--- Start ---
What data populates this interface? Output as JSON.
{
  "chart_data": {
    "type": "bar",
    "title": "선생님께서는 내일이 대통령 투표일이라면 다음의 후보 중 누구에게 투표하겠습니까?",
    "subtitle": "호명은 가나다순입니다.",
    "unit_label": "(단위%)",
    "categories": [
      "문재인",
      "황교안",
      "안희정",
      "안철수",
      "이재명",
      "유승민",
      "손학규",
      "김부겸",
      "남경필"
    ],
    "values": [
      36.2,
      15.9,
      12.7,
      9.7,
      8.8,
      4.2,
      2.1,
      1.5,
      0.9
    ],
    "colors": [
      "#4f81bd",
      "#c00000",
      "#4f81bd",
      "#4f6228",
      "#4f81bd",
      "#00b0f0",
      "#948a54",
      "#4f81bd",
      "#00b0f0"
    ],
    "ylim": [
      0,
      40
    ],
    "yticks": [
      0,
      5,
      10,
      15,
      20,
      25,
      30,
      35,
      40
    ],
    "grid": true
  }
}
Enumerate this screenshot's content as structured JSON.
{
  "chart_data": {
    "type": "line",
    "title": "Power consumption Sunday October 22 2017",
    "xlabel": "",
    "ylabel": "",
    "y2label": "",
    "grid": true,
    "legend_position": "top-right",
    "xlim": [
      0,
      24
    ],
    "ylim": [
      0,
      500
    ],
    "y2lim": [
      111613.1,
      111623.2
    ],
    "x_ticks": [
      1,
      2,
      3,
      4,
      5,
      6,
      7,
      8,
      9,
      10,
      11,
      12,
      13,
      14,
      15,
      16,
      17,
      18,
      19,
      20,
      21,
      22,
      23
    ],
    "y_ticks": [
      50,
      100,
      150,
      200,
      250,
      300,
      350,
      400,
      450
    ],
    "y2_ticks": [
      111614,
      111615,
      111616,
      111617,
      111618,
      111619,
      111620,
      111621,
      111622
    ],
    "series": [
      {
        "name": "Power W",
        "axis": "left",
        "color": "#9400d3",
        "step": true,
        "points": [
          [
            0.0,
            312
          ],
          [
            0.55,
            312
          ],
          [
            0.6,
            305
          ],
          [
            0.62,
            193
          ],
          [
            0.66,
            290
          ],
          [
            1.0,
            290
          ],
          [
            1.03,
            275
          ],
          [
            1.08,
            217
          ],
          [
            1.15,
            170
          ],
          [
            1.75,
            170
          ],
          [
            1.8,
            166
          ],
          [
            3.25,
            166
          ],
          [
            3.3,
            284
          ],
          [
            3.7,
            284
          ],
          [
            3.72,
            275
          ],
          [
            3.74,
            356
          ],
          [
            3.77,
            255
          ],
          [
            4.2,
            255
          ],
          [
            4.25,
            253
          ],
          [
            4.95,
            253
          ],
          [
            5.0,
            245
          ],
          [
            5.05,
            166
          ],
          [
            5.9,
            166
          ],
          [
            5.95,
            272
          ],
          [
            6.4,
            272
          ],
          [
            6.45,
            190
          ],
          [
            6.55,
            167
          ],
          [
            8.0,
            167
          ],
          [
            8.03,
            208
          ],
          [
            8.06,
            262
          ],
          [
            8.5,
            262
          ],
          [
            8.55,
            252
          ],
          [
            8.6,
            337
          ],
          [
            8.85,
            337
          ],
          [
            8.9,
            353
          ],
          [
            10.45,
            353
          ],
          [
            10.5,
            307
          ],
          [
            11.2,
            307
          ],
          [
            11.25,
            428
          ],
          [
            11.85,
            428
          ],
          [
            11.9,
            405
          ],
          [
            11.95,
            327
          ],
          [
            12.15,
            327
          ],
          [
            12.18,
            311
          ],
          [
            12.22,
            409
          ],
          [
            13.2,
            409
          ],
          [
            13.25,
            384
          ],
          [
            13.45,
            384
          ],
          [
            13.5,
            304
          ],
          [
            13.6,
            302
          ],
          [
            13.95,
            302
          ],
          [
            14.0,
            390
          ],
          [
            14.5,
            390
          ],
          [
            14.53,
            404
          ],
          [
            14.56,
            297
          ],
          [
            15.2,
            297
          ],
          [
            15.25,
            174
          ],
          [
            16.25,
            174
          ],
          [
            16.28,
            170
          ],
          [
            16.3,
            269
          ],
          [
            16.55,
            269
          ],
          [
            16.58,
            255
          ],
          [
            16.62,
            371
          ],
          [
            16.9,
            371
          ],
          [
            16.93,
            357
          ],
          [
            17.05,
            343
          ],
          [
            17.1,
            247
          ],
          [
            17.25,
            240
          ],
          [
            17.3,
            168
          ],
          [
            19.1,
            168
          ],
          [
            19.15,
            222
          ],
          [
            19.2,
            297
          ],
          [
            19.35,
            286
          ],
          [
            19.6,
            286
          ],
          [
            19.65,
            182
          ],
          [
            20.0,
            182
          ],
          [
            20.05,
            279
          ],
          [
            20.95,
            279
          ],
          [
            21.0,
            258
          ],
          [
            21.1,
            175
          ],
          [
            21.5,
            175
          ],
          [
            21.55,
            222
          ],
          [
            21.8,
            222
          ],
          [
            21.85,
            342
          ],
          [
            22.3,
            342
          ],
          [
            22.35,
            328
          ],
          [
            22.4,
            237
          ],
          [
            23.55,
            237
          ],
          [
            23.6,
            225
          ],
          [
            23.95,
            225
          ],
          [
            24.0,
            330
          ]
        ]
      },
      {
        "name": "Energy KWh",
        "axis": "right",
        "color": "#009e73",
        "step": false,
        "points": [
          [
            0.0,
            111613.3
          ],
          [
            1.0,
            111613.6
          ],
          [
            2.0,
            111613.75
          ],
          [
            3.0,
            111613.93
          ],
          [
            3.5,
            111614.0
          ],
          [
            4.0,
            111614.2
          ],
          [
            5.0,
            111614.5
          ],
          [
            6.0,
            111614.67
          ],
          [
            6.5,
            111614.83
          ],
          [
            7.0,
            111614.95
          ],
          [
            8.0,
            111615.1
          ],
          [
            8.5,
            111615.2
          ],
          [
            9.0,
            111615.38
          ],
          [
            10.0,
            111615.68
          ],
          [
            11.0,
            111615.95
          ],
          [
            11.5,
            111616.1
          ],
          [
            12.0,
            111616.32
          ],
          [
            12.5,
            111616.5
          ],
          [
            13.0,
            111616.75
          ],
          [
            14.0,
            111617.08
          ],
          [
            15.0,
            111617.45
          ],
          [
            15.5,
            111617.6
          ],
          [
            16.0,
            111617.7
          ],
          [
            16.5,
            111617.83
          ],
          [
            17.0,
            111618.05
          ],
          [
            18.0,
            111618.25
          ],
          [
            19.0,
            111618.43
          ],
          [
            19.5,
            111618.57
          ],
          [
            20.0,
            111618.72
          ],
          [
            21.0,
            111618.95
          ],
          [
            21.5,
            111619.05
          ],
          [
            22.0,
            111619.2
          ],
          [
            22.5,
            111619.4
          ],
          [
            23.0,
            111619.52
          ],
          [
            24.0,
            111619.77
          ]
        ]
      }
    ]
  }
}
--- End ---
Extract the listing in its entirety and repeat it exactly.

What data populates this interface? Output as JSON.
{
  "chart_data": {
    "type": "bar",
    "title": "선생님께서는 내일이 대통령 투표일이라면 다음의 후보 중 누구에게 투표하겠습니까?",
    "subtitle": "호명은 가나다순입니다.",
    "unit_label": "(단위%)",
    "categories": [
      "문재인",
      "황교안",
      "안희정",
      "안철수",
      "이재명",
      "유승민",
      "손학규",
      "김부겸",
      "남경필"
    ],
    "values": [
      36.2,
      15.9,
      12.7,
      9.7,
      8.8,
      4.2,
      2.1,
      1.5,
      0.9
    ],
    "colors": [
      "#4f81bd",
      "#c00000",
      "#4f81bd",
      "#4f6228",
      "#4f81bd",
      "#00b0f0",
      "#948a54",
      "#4f81bd",
      "#00b0f0"
    ],
    "ylim": [
      0,
      40
    ],
    "yticks": [
      0,
      5,
      10,
      15,
      20,
      25,
      30,
      35,
      40
    ],
    "grid": true
  }
}
Enumerate this screenshot's content as structured JSON.
{
  "chart_data": {
    "type": "line",
    "title": "Power consumption Sunday October 22 2017",
    "xlabel": "",
    "ylabel": "",
    "y2label": "",
    "grid": true,
    "legend_position": "top-right",
    "xlim": [
      0,
      24
    ],
    "ylim": [
      0,
      500
    ],
    "y2lim": [
      111613.1,
      111623.2
    ],
    "x_ticks": [
      1,
      2,
      3,
      4,
      5,
      6,
      7,
      8,
      9,
      10,
      11,
      12,
      13,
      14,
      15,
      16,
      17,
      18,
      19,
      20,
      21,
      22,
      23
    ],
    "y_ticks": [
      50,
      100,
      150,
      200,
      250,
      300,
      350,
      400,
      450
    ],
    "y2_ticks": [
      111614,
      111615,
      111616,
      111617,
      111618,
      111619,
      111620,
      111621,
      111622
    ],
    "series": [
      {
        "name": "Power W",
        "axis": "left",
        "color": "#9400d3",
        "step": true,
        "points": [
          [
            0.0,
            312
          ],
          [
            0.55,
            312
          ],
          [
            0.6,
            305
          ],
          [
            0.62,
            193
          ],
          [
            0.66,
            290
          ],
          [
            1.0,
            290
          ],
          [
            1.03,
            275
          ],
          [
            1.08,
            217
          ],
          [
            1.15,
            170
          ],
          [
            1.75,
            170
          ],
          [
            1.8,
            166
          ],
          [
            3.25,
            166
          ],
          [
            3.3,
            284
          ],
          [
            3.7,
            284
          ],
          [
            3.72,
            275
          ],
          [
            3.74,
            356
          ],
          [
            3.77,
            255
          ],
          [
            4.2,
            255
          ],
          [
            4.25,
            253
          ],
          [
            4.95,
            253
          ],
          [
            5.0,
            245
          ],
          [
            5.05,
            166
          ],
          [
            5.9,
            166
          ],
          [
            5.95,
            272
          ],
          [
            6.4,
            272
          ],
          [
            6.45,
            190
          ],
          [
            6.55,
            167
          ],
          [
            8.0,
            167
          ],
          [
            8.03,
            208
          ],
          [
            8.06,
            262
          ],
          [
            8.5,
            262
          ],
          [
            8.55,
            252
          ],
          [
            8.6,
            337
          ],
          [
            8.85,
            337
          ],
          [
            8.9,
            353
          ],
          [
            10.45,
            353
          ],
          [
            10.5,
            307
          ],
          [
            11.2,
            307
          ],
          [
            11.25,
            428
          ],
          [
            11.85,
            428
          ],
          [
            11.9,
            405
          ],
          [
            11.95,
            327
          ],
          [
            12.15,
            327
          ],
          [
            12.18,
            311
          ],
          [
            12.22,
            409
          ],
          [
            13.2,
            409
          ],
          [
            13.25,
            384
          ],
          [
            13.45,
            384
          ],
          [
            13.5,
            304
          ],
          [
            13.6,
            302
          ],
          [
            13.95,
            302
          ],
          [
            14.0,
            390
          ],
          [
            14.5,
            390
          ],
          [
            14.53,
            404
          ],
          [
            14.56,
            297
          ],
          [
            15.2,
            297
          ],
          [
            15.25,
            174
          ],
          [
            16.25,
            174
          ],
          [
            16.28,
            170
          ],
          [
            16.3,
            269
          ],
          [
            16.55,
            269
          ],
          [
            16.58,
            255
          ],
          [
            16.62,
            371
          ],
          [
            16.9,
            371
          ],
          [
            16.93,
            357
          ],
          [
            17.05,
            343
          ],
          [
            17.1,
            247
          ],
          [
            17.25,
            240
          ],
          [
            17.3,
            168
          ],
          [
            19.1,
            168
          ],
          [
            19.15,
            222
          ],
          [
            19.2,
            297
          ],
          [
            19.35,
            286
          ],
          [
            19.6,
            286
          ],
          [
            19.65,
            182
          ],
          [
            20.0,
            182
          ],
          [
            20.05,
            279
          ],
          [
            20.95,
            279
          ],
          [
            21.0,
            258
          ],
          [
            21.1,
            175
          ],
          [
            21.5,
            175
          ],
          [
            21.55,
            222
          ],
          [
            21.8,
            222
          ],
          [
            21.85,
            342
          ],
          [
            22.3,
            342
          ],
          [
            22.35,
            328
          ],
          [
            22.4,
            237
          ],
          [
            23.55,
            237
          ],
          [
            23.6,
            225
          ],
          [
            23.95,
            225
          ],
          [
            24.0,
            330
          ]
        ]
      },
      {
        "name": "Energy KWh",
        "axis": "right",
        "color": "#009e73",
        "step": false,
        "points": [
          [
            0.0,
            111613.3
          ],
          [
            1.0,
            111613.6
          ],
          [
            2.0,
            111613.75
          ],
          [
            3.0,
            111613.93
          ],
          [
            3.5,
            111614.0
          ],
          [
            4.0,
            111614.2
          ],
          [
            5.0,
            111614.5
          ],
          [
            6.0,
            111614.67
          ],
          [
            6.5,
            111614.83
          ],
          [
            7.0,
            111614.95
          ],
          [
            8.0,
            111615.1
          ],
          [
            8.5,
            111615.2
          ],
          [
            9.0,
            111615.38
          ],
          [
            10.0,
            111615.68
          ],
          [
            11.0,
            111615.95
          ],
          [
            11.5,
            111616.1
          ],
          [
            12.0,
            111616.32
          ],
          [
            12.5,
            111616.5
          ],
          [
            13.0,
            111616.75
          ],
          [
            14.0,
            111617.08
          ],
          [
            15.0,
            111617.45
          ],
          [
            15.5,
            111617.6
          ],
          [
            16.0,
            111617.7
          ],
          [
            16.5,
            111617.83
          ],
          [
            17.0,
            111618.05
          ],
          [
            18.0,
            111618.25
          ],
          [
            19.0,
            111618.43
          ],
          [
            19.5,
            111618.57
          ],
          [
            20.0,
            111618.72
          ],
          [
            21.0,
            111618.95
          ],
          [
            21.5,
            111619.05
          ],
          [
            22.0,
            111619.2
          ],
          [
            22.5,
            111619.4
          ],
          [
            23.0,
            111619.52
          ],
          [
            24.0,
            111619.77
          ]
        ]
      }
    ]
  }
}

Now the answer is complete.